§ **Reading text**:
###
Since the 1970s, FDA approval of a new drug requires an evaluation of the in vivo bioavailability of the drug, as part of the drug’s safety assessment. Bioavailability refers to the fraction of the administered drug dose that reaches the bloodstream and the rate at which it reaches the bloodstream. Although this regulatory requirement has been in place for decades, clinical trials to evaluate topical drugs for bioavailability have been difficult to conduct, primarily due to the limited bioanalytical methods available to measure low concentrations of a drug in the blood. Also, these safety assessments were further encumbered by a lack of standardized study design and the general assumption that a drug’s absorption through the skin was negligible compared to a drug systemically administered.
Advancements in the sensitivity of bioanalytical methods have made bioavailability studies for topical drugs more achievable. Consequently, new data are suggesting that exposure to some topical drugs results in greater absorption than previously thought. To address this concern, in the late 1990s the FDA developed the Maximal Usage Trial (MUsT) to standardize a study design for measuring the bioavailability of topically administered drugs.
The intent of the MUsT is to simulate the high end of the expected usage pattern of a topical product as a means to evaluate absorption under maximal use. For example, to assess the absorption of an antiseptic hand sanitizer designed for health care personnel in a hospital setting, a MUsT might be conducted with subjects rubbing their hands with the product 50 times per day for multiple days. Blood samples from the subjects would be collected periodically throughout the duration of the study to measure the product concentration that reached the blood. The assumption of this study is that the real-use maximum exposure to the product would result in a maximum concentration in the blood, allowing an accurate safety assessment of the systemic absorption.
The MUsT outlined by the FDA considers important factors that affect the absorption of a topical product and have included these in the suggested study design. Examples are appropriate subject populations, frequency, and duration of dosing, the concentration of the product, the surface area covered by one product application, and the method of product application. Additionally, a validated and sensitive bioanalytical assay is a key requirement.
In FDA’s December 20, 2017, Final Rule for Safety and Effectiveness of Health Care Antiseptics: Topical Antimicrobial Drug Products for Over-the-Counter Human Use, MUsT Studies are now required as additional data to meet current safety standards for all health care topical antiseptics.
###
Data items
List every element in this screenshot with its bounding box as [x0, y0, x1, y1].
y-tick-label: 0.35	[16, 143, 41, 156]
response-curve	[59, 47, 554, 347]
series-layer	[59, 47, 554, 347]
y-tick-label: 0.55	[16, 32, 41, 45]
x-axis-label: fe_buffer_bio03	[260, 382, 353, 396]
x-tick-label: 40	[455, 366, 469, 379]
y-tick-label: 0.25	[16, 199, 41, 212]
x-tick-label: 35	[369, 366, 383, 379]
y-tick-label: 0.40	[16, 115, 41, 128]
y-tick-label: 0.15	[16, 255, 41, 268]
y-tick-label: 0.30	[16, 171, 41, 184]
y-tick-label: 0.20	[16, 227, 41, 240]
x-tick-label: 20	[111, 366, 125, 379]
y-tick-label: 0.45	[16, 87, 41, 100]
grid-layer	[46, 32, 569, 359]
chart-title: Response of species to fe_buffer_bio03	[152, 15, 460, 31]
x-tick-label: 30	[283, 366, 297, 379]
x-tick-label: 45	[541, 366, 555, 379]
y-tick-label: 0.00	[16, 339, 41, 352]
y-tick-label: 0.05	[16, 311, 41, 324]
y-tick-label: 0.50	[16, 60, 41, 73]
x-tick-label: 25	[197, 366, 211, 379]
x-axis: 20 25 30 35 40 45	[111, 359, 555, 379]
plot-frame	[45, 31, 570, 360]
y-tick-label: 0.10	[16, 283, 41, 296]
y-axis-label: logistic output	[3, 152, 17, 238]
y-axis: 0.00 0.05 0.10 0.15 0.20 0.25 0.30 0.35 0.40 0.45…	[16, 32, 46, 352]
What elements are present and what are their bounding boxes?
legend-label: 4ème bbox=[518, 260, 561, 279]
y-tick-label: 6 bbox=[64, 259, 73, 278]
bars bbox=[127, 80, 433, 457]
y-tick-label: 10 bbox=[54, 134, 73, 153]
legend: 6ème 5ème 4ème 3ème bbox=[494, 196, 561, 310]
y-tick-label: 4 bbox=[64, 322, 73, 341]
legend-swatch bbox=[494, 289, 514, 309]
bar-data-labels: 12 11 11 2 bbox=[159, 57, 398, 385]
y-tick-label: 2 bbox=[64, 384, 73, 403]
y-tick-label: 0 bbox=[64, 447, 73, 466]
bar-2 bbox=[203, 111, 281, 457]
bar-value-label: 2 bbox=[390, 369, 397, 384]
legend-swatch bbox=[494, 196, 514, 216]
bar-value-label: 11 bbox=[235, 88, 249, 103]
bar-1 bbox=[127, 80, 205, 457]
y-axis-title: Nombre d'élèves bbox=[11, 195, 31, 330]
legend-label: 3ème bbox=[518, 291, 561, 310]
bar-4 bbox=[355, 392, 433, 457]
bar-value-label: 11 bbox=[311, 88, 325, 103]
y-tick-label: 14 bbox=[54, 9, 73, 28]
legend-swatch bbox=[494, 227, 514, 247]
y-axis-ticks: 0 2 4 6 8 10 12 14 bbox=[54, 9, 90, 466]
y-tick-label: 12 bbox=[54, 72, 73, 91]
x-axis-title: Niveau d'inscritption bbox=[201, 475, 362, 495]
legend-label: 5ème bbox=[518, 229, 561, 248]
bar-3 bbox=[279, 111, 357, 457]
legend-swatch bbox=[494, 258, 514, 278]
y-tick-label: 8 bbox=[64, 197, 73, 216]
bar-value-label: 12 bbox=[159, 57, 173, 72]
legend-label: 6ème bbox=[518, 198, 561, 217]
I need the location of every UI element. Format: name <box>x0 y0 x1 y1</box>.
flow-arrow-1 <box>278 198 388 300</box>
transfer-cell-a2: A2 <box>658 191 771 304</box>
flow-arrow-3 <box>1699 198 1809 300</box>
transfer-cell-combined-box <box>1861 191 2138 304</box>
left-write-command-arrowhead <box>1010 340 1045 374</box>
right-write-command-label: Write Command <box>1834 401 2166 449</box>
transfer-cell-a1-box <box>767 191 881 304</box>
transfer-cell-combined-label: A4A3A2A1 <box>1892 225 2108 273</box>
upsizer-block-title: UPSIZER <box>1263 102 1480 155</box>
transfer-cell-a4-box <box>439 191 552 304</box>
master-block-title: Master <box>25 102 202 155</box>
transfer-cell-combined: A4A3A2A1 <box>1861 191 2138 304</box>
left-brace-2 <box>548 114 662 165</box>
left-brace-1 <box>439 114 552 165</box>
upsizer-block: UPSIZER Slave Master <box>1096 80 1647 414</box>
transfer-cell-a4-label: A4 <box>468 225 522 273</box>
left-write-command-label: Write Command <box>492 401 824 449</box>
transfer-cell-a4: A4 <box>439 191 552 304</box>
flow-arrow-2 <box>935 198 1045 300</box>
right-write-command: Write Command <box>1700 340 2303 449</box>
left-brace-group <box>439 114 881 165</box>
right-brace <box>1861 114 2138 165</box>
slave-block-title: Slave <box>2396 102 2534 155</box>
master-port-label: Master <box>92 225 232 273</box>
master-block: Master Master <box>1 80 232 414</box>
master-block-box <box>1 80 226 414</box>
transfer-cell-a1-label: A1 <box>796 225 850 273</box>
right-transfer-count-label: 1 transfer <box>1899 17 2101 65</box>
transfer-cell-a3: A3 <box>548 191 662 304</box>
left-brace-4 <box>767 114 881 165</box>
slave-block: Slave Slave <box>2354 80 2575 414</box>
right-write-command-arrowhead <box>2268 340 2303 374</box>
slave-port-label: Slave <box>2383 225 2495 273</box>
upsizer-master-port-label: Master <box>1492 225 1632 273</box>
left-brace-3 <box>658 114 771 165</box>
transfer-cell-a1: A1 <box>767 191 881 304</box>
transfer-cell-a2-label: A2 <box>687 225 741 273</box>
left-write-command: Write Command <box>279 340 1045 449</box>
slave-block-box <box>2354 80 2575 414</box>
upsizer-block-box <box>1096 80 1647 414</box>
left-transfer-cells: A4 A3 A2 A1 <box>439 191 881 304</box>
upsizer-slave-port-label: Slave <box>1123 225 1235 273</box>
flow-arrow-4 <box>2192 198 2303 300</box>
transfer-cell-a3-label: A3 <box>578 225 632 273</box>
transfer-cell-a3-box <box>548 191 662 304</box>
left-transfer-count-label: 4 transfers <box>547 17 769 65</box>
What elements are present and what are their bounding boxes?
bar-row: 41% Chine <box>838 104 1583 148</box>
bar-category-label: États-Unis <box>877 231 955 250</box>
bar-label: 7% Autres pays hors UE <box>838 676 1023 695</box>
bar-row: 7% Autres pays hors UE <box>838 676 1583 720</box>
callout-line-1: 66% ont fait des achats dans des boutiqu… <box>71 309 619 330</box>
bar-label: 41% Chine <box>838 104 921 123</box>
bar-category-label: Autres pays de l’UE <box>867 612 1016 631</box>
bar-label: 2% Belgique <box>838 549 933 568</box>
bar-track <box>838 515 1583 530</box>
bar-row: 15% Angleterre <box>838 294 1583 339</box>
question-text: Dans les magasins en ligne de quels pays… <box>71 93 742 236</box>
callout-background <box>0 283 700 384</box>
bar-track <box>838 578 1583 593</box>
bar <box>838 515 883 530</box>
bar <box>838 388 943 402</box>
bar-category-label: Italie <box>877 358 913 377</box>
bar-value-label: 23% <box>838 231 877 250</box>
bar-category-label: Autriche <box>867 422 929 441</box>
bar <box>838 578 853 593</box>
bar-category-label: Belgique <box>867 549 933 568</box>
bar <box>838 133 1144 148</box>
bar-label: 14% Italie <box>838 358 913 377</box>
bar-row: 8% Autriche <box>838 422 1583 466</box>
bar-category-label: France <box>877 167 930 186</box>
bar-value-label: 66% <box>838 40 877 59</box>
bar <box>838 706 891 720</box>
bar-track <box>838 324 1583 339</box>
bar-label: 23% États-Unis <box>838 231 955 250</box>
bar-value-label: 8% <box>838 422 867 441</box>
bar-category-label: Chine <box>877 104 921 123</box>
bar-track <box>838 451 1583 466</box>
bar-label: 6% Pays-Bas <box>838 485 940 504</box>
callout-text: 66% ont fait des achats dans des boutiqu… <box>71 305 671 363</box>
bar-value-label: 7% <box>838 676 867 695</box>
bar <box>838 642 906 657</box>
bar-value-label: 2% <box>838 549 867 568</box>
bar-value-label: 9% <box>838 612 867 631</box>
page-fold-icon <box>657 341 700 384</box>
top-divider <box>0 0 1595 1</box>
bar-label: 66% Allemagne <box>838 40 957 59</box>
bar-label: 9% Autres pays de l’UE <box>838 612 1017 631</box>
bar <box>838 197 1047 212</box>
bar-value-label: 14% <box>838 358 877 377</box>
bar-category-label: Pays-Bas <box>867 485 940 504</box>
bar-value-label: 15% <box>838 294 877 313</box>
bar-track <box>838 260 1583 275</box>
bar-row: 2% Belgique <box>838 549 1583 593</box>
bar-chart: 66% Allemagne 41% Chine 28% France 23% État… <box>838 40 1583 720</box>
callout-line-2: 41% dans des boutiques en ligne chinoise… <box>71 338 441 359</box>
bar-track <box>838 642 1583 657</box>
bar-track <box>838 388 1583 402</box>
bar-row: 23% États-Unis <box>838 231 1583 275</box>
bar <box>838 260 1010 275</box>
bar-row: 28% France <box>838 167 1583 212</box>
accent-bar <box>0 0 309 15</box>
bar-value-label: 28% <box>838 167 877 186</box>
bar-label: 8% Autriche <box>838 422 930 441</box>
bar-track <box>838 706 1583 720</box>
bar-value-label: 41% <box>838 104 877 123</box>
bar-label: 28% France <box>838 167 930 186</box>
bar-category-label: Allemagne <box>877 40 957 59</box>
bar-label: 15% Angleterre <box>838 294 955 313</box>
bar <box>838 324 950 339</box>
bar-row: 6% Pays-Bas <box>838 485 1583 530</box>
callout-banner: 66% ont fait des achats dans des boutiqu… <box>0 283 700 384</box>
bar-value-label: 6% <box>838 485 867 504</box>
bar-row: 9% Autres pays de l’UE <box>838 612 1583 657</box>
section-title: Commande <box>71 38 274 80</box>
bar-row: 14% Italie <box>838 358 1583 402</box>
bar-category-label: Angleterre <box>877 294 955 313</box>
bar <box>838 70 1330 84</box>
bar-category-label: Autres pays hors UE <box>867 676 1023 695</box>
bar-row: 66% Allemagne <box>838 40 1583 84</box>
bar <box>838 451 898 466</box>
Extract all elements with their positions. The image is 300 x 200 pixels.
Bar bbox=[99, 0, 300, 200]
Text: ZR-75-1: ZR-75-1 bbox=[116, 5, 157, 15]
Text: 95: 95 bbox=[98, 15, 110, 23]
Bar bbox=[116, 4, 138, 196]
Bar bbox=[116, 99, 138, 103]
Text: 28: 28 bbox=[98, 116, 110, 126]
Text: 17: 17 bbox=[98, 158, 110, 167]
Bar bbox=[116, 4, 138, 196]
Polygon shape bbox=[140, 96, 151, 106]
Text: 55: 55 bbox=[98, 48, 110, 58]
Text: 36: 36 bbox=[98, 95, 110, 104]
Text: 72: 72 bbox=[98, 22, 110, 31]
###
§ **What is expected**: Can you reproduce the part of the text on the FDA's Maximal Usage Trial that begins at "Since the 1970s, FDA" and stops after "drug systemically administered.", substituting "systemic circulation" for "bloodstream"? These items were drawn from a separate source.

§ **Written response**:
Since the 1970s, FDA approval of a new drug requires an evaluation of the in vivo bioavailability of the drug, as part of the drug’s safety assessment. Bioavailability refers to the fraction of the administered drug dose that reaches the systemic circulation and the rate at which it reaches the systemic circulation. Although this regulatory requirement has been in place for decades, clinical trials to evaluate topical drugs for bioavailability have been difficult to conduct, primarily due to the limited bioanalytical methods available to measure low concentrations of a drug in the blood. Also, these safety assessments were further encumbered by a lack of standardized study design and the general assumption that a drug’s absorption through the skin was negligible compared to a drug systemically administered.